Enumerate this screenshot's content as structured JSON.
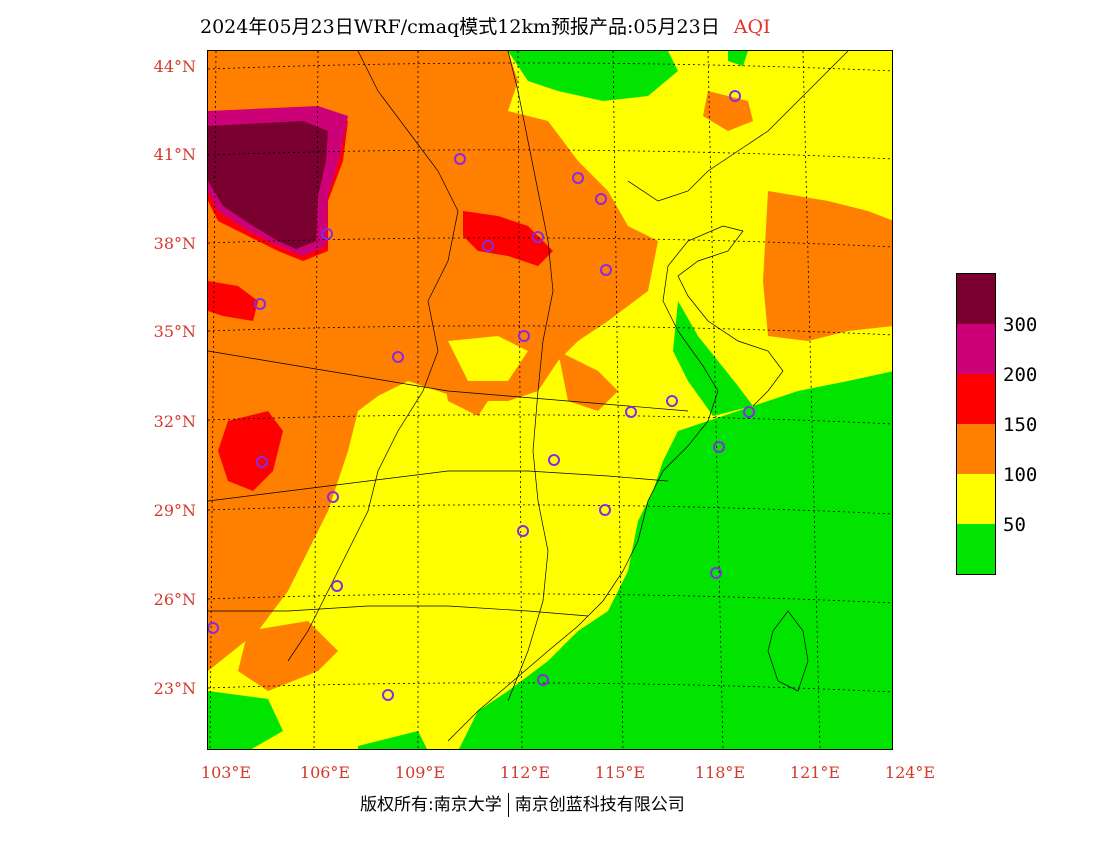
{
  "title": {
    "main": "2024年05月23日WRF/cmaq模式12km预报产品:05月23日",
    "variable": "AQI"
  },
  "axes": {
    "lat_labels": [
      "44°N",
      "41°N",
      "38°N",
      "35°N",
      "32°N",
      "29°N",
      "26°N",
      "23°N"
    ],
    "lon_labels": [
      "103°E",
      "106°E",
      "109°E",
      "112°E",
      "115°E",
      "118°E",
      "121°E",
      "124°E"
    ]
  },
  "legend": {
    "labels": [
      "300",
      "200",
      "150",
      "100",
      "50"
    ],
    "colors": [
      "#7a0030",
      "#cc0077",
      "#ff0000",
      "#ff7f00",
      "#ffff00",
      "#00e400"
    ]
  },
  "footer": {
    "copyright": "版权所有:南京大学",
    "company": "南京创蓝科技有限公司"
  },
  "colors": {
    "label_red": "#d33a2c",
    "station_marker": "#8a2be2"
  }
}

+--

*Work to do*. Output the lines above in full and exactly as given, omitting any pictures.

*Task output*.
Enumerate this screenshot's content as structured JSON.
{
  "title": {
    "main": "2024年05月23日WRF/cmaq模式12km预报产品:05月23日",
    "variable": "AQI"
  },
  "axes": {
    "lat_labels": [
      "44°N",
      "41°N",
      "38°N",
      "35°N",
      "32°N",
      "29°N",
      "26°N",
      "23°N"
    ],
    "lon_labels": [
      "103°E",
      "106°E",
      "109°E",
      "112°E",
      "115°E",
      "118°E",
      "121°E",
      "124°E"
    ]
  },
  "legend": {
    "labels": [
      "300",
      "200",
      "150",
      "100",
      "50"
    ],
    "colors": [
      "#7a0030",
      "#cc0077",
      "#ff0000",
      "#ff7f00",
      "#ffff00",
      "#00e400"
    ]
  },
  "footer": {
    "copyright": "版权所有:南京大学",
    "company": "南京创蓝科技有限公司"
  },
  "colors": {
    "label_red": "#d33a2c",
    "station_marker": "#8a2be2"
  }
}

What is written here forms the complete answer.